--- Source records ---

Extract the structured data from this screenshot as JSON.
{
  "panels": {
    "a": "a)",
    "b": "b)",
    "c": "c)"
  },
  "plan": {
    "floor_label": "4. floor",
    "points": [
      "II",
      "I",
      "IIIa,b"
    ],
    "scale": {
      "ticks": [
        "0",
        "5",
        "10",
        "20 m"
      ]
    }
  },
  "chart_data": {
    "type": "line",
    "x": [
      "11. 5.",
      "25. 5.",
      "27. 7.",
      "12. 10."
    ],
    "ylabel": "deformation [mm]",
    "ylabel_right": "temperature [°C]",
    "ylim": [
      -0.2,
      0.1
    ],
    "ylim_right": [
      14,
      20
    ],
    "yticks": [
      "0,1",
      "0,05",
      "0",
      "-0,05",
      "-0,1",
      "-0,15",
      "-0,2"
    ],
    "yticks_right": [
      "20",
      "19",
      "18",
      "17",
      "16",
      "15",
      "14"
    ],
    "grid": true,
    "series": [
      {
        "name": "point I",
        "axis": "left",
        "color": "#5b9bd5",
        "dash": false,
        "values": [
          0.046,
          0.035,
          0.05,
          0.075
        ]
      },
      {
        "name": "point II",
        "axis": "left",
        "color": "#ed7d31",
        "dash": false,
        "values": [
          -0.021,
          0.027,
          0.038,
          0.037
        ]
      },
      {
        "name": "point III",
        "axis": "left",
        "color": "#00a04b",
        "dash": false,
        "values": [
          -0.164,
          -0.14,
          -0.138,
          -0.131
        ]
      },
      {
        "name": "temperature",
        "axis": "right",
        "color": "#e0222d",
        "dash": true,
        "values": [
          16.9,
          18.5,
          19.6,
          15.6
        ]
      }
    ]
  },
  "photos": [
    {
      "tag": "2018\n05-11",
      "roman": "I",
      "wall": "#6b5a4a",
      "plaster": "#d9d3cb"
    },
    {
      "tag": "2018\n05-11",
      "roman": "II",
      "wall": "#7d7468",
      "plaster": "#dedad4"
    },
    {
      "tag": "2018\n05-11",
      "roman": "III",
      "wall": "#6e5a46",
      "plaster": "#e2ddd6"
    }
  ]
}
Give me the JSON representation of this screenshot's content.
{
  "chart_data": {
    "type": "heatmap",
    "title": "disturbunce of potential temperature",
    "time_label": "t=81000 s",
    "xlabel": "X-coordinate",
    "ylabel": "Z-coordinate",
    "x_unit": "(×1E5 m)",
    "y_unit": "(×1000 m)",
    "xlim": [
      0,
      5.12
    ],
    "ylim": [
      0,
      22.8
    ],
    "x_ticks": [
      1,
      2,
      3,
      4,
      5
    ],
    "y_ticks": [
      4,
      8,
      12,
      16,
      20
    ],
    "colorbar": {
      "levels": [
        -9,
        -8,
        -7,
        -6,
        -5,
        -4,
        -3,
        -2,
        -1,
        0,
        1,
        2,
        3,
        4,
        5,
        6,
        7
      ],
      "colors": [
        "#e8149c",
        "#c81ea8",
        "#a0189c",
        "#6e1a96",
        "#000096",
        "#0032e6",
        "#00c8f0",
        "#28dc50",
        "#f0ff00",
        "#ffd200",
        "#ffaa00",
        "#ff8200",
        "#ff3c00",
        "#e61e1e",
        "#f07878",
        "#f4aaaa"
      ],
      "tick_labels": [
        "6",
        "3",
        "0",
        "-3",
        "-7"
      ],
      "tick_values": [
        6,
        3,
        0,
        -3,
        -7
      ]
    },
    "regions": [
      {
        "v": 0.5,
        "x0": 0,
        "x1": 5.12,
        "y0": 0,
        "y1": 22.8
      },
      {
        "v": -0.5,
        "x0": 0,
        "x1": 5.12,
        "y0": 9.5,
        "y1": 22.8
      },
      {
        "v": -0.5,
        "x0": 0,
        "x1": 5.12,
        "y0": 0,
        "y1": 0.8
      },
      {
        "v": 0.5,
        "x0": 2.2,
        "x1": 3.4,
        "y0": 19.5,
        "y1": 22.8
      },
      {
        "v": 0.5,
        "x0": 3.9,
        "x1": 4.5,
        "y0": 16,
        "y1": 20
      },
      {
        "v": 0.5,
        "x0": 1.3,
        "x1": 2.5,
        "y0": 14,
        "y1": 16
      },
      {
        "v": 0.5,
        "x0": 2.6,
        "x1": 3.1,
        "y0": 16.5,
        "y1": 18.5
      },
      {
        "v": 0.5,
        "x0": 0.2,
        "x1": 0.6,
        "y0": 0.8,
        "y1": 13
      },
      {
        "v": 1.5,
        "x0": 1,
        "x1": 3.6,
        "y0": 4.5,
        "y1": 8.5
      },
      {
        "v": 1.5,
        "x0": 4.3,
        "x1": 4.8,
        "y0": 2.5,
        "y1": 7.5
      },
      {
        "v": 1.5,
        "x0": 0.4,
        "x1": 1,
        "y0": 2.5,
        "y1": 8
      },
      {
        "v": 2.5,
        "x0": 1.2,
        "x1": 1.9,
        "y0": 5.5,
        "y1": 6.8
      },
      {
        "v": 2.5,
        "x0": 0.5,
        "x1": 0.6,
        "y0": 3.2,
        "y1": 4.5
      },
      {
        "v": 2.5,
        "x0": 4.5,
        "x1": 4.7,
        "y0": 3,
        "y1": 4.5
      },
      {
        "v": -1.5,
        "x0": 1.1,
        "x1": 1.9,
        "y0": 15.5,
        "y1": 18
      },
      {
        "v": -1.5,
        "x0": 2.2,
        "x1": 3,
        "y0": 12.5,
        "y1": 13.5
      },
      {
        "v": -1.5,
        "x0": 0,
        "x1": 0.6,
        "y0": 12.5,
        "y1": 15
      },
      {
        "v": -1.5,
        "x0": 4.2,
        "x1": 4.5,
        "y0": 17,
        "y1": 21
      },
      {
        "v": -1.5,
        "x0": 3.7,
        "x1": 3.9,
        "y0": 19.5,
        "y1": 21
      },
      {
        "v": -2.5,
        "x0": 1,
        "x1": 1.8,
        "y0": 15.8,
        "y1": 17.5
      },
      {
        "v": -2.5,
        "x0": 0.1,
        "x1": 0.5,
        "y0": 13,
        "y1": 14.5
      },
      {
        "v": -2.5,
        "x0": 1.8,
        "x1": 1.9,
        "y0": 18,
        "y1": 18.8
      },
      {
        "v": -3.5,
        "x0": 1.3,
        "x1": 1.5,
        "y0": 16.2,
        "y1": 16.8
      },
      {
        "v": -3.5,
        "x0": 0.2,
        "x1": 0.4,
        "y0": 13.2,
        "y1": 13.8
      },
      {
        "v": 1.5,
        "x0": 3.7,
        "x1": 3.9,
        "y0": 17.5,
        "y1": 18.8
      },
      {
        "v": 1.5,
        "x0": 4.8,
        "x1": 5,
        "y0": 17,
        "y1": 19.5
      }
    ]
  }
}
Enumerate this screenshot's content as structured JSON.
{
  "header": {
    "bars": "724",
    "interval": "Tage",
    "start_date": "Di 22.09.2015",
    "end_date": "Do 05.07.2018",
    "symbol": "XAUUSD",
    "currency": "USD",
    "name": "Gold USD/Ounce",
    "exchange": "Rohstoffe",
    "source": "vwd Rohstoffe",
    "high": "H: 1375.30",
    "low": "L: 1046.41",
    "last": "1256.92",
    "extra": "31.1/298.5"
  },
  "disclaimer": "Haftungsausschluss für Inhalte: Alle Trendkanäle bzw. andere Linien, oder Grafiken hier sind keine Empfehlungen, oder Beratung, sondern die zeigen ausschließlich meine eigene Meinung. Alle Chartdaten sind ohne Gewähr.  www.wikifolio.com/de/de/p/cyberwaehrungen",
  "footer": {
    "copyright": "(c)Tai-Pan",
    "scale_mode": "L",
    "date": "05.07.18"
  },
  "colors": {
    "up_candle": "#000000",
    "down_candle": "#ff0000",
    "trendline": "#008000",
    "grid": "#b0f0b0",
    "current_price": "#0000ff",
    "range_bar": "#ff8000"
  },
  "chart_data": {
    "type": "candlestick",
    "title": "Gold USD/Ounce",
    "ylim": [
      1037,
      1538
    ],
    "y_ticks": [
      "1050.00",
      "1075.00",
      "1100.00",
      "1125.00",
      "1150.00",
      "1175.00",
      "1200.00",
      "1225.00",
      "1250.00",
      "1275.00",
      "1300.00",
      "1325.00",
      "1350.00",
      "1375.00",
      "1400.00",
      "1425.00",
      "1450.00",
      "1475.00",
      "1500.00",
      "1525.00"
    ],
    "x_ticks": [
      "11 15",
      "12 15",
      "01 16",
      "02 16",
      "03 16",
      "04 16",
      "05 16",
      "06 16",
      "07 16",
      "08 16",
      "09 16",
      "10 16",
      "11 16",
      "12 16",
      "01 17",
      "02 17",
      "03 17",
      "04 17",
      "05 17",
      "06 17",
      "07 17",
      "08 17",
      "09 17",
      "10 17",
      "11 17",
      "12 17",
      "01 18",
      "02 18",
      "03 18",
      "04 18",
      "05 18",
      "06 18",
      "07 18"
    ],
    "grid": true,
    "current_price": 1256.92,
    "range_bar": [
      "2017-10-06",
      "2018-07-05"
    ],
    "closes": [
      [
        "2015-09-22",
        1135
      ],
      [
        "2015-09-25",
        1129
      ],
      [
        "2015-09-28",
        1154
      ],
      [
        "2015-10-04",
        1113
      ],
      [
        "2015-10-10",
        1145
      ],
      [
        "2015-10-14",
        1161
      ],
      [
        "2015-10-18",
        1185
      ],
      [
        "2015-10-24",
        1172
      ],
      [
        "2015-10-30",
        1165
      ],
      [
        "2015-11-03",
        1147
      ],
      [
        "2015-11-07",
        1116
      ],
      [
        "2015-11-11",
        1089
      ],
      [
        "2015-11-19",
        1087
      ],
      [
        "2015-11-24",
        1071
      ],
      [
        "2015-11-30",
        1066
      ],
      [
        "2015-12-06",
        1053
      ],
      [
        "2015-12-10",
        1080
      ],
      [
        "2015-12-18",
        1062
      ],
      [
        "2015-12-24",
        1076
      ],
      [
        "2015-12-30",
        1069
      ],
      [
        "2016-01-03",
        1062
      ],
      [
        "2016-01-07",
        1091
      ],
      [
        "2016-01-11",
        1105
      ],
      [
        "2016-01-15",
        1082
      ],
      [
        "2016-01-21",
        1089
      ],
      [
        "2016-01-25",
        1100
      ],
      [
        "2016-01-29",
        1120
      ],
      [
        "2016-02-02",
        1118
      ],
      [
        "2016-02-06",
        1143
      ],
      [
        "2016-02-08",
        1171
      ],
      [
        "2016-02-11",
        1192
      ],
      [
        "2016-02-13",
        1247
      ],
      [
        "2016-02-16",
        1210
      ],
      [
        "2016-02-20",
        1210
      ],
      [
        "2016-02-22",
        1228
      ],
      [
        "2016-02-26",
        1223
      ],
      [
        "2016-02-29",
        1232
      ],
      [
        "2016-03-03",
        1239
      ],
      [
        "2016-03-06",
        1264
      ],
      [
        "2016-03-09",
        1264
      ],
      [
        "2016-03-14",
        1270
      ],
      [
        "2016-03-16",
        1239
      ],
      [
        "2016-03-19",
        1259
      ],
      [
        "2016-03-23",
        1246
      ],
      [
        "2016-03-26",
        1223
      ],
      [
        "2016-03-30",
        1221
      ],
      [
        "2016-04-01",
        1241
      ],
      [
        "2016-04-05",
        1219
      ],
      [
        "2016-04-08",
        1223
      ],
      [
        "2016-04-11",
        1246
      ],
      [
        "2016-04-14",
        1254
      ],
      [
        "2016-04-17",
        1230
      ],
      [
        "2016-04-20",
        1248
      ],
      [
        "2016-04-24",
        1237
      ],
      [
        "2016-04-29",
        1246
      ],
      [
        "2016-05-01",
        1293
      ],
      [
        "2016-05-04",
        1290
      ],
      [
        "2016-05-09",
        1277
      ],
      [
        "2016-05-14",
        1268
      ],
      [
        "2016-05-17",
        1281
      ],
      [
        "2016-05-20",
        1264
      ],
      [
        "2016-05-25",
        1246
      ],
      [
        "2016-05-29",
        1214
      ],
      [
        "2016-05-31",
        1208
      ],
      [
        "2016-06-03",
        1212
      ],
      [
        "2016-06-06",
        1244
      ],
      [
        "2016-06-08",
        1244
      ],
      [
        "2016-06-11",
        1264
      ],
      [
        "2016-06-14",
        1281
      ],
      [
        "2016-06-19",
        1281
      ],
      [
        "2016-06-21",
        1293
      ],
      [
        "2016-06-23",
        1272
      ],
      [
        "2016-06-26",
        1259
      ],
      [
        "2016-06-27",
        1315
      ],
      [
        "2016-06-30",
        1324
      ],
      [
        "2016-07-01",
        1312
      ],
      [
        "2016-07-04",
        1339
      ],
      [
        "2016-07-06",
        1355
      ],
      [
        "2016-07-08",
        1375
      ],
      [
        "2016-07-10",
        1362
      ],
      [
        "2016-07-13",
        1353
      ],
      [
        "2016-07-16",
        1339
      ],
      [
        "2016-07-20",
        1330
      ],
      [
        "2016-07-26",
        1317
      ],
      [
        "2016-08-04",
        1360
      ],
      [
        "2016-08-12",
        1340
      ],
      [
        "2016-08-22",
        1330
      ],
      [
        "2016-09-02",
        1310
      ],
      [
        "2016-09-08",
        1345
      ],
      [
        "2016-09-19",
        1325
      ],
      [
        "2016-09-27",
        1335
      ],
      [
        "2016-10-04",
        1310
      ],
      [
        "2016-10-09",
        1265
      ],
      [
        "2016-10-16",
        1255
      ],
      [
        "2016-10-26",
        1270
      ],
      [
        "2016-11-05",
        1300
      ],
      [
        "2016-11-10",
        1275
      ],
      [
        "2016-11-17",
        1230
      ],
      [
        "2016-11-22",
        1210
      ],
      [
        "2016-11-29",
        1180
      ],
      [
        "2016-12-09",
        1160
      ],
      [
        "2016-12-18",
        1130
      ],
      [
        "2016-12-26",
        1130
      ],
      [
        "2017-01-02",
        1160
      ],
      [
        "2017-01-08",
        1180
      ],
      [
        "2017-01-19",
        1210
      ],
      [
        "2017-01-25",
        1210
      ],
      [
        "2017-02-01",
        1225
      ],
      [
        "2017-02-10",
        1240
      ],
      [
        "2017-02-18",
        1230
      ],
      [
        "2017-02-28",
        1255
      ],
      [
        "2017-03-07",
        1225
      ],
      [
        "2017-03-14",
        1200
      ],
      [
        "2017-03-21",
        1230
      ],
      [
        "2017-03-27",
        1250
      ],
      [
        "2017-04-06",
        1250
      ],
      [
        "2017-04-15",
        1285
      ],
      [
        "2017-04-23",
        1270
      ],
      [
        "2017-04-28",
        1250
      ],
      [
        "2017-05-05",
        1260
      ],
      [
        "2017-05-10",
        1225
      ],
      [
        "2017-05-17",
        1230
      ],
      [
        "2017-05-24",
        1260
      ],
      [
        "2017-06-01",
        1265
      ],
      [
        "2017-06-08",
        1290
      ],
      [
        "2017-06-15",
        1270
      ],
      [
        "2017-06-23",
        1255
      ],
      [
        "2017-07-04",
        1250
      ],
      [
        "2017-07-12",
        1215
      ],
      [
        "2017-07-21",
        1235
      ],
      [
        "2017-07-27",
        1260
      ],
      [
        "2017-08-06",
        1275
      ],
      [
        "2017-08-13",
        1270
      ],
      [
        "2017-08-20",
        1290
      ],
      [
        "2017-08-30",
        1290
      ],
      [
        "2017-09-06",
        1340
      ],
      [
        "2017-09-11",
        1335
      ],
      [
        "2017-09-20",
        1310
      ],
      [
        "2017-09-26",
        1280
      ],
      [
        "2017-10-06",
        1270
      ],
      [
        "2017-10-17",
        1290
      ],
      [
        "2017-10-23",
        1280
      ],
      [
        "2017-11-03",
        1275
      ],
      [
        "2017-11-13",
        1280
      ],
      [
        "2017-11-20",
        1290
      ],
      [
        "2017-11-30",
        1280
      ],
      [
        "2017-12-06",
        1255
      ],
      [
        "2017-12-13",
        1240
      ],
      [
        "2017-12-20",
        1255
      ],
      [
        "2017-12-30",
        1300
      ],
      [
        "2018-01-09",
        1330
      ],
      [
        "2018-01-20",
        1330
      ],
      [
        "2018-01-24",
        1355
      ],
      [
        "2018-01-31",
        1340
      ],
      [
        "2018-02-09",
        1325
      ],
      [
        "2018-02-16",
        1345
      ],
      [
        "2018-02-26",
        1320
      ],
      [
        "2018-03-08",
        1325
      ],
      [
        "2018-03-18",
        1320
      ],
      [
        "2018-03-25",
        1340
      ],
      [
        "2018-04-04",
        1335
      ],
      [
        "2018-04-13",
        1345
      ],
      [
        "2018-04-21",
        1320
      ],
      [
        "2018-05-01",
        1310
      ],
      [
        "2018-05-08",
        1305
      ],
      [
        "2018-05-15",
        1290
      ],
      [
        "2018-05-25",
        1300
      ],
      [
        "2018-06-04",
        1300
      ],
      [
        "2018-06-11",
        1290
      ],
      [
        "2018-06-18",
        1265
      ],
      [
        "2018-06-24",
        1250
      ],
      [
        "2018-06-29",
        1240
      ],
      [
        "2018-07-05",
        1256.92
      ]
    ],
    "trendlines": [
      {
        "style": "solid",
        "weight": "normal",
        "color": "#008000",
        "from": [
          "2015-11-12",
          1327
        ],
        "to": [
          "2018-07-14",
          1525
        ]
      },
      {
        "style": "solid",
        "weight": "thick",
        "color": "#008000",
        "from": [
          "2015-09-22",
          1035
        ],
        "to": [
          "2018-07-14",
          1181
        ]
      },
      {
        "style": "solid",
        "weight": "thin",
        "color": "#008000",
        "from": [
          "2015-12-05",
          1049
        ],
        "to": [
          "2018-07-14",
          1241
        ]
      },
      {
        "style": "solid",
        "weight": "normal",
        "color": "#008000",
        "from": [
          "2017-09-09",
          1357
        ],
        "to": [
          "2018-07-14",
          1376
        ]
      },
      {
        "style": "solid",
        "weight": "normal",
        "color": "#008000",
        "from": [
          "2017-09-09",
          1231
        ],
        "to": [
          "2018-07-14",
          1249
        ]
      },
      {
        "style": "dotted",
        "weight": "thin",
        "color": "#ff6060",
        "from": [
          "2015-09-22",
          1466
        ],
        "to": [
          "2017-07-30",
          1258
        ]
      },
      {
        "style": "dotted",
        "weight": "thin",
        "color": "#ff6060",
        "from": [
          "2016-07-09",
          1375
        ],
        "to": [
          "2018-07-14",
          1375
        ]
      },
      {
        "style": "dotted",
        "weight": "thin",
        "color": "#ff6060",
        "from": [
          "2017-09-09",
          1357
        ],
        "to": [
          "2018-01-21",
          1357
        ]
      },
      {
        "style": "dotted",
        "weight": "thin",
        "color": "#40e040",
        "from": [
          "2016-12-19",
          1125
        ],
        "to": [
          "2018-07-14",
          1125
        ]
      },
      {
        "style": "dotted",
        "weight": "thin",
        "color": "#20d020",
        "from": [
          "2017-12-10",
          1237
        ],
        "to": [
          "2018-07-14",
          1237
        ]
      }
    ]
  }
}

---

Out of the material above, select every line that holds the string "content".

Give me the JSON representation of this screenshot's content.
Enumerate this screenshot's content as structured JSON.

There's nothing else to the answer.